● **WORK TO COMPLETE**
Collect each line of the records containing the string "积极分子自我鉴定".

● **PROVIDED RECORDS**
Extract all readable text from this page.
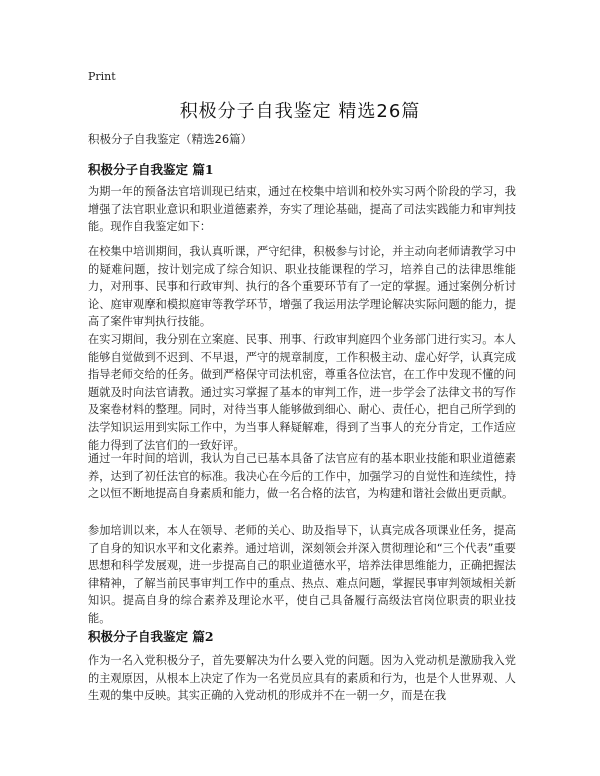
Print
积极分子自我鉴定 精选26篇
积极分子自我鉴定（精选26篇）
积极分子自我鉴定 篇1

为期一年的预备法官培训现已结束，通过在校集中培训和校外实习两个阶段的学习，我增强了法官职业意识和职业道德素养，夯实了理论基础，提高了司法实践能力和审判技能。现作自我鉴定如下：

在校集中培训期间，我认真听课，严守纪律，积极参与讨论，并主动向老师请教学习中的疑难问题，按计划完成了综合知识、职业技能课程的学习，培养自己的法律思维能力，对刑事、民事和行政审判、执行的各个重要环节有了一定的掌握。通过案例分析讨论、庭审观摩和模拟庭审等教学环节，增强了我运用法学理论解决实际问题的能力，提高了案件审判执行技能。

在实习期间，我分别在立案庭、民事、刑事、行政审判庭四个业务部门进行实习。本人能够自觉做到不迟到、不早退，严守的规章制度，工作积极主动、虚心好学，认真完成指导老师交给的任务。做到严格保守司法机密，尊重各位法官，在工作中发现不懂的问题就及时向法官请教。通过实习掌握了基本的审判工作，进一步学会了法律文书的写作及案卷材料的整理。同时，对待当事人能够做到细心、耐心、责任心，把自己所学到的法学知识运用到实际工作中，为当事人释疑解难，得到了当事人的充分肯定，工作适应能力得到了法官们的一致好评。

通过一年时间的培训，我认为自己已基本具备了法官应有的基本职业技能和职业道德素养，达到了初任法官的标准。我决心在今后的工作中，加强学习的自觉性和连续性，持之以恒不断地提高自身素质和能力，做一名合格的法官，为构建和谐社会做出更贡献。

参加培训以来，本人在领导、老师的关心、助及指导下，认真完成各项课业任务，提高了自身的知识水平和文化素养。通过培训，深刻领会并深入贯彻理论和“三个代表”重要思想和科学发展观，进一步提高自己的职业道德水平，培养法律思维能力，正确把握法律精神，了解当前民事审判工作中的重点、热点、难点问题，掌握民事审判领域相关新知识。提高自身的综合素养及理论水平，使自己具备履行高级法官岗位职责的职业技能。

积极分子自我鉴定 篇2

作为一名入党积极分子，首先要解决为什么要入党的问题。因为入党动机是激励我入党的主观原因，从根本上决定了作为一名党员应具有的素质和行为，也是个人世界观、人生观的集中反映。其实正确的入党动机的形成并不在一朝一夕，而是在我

● **FINISHED TASK**
积极分子自我鉴定 精选26篇
积极分子自我鉴定（精选26篇）
积极分子自我鉴定 篇1
积极分子自我鉴定 篇2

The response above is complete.